[Begin Records supplied]

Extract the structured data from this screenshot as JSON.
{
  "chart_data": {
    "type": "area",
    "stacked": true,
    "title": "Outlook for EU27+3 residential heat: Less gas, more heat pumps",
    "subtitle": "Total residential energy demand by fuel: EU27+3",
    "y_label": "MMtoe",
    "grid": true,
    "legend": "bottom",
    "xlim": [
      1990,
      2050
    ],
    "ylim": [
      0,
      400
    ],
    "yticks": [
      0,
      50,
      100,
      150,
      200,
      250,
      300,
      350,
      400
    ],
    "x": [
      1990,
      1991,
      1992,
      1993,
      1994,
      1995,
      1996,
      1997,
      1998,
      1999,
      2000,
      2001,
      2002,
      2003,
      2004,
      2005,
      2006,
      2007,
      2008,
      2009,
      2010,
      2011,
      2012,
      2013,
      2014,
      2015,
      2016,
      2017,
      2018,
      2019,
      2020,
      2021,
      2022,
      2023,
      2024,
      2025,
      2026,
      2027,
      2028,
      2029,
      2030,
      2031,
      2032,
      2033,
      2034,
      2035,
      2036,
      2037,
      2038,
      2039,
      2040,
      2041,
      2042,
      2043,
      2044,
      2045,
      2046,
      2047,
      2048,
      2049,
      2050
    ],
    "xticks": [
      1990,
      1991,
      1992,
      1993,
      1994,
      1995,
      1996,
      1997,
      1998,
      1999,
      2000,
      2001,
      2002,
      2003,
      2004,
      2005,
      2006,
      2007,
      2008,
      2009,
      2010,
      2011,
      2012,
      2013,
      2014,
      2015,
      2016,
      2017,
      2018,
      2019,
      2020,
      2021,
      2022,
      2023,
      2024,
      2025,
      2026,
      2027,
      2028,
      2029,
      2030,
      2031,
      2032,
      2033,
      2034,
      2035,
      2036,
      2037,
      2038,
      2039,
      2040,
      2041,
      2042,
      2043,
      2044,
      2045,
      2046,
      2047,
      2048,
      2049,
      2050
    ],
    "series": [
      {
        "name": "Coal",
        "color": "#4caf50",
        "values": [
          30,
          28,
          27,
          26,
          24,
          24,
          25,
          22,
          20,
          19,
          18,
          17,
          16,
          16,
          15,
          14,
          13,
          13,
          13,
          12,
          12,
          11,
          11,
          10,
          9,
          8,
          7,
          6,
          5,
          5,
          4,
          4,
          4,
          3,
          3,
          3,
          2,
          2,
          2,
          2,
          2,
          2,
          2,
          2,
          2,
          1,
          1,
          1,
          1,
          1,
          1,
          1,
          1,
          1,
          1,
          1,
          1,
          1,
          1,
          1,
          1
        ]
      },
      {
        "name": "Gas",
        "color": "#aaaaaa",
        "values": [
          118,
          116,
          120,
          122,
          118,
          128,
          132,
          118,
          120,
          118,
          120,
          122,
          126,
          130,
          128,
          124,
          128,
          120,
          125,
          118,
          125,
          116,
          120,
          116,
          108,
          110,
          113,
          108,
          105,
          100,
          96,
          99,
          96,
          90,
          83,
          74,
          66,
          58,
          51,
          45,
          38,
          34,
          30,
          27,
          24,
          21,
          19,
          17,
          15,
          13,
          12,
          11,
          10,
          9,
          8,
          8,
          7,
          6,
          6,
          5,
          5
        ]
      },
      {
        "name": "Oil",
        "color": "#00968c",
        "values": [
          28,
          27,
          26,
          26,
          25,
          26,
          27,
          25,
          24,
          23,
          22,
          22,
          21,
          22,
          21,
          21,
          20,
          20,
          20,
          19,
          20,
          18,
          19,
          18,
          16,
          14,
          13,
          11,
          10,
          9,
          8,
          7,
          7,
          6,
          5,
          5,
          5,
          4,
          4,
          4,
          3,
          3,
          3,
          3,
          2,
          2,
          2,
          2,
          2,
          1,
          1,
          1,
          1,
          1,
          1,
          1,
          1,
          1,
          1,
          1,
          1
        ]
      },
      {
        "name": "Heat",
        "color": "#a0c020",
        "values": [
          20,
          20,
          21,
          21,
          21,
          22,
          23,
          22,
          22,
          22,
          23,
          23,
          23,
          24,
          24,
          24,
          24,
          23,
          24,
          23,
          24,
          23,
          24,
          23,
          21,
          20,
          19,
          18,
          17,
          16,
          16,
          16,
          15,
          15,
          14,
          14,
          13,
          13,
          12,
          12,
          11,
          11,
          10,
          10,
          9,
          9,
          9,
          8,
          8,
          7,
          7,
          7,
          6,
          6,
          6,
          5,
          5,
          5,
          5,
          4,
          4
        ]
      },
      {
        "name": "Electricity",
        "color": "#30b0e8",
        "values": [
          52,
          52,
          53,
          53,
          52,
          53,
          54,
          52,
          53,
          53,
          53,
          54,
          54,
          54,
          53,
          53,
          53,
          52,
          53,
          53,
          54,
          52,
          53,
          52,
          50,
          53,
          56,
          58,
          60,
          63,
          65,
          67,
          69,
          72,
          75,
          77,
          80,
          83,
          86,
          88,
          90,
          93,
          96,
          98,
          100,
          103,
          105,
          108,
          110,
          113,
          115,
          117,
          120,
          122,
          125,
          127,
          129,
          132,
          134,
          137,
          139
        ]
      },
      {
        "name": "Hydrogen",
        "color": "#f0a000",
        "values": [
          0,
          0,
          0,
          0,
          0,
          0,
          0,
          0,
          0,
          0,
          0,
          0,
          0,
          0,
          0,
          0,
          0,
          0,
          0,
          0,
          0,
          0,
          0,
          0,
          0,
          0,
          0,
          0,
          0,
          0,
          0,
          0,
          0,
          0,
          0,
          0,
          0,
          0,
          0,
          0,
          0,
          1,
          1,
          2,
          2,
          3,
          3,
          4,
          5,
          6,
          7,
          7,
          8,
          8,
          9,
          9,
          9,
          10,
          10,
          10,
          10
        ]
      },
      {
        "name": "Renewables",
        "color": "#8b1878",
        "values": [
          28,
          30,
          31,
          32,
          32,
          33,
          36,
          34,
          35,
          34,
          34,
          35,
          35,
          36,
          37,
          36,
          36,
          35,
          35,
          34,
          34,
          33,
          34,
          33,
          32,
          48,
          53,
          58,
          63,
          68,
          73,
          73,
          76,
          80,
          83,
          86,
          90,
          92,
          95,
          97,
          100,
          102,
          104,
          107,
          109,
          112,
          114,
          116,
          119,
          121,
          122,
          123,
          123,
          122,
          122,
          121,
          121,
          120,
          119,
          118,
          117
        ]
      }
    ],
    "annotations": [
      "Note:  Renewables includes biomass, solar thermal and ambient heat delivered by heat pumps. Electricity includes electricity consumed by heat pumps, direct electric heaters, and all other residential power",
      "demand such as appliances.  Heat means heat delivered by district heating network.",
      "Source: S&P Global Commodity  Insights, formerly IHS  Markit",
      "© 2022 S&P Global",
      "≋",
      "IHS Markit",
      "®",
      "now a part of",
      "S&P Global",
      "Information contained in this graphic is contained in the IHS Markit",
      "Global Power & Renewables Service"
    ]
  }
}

[End Records supplied]

## Requirements
Which lines contain "name"? Copy each of them out.

## Finished exercise
        "name": "Coal",
        "name": "Gas",
        "name": "Oil",
        "name": "Heat",
        "name": "Electricity",
        "name": "Hydrogen",
        "name": "Renewables",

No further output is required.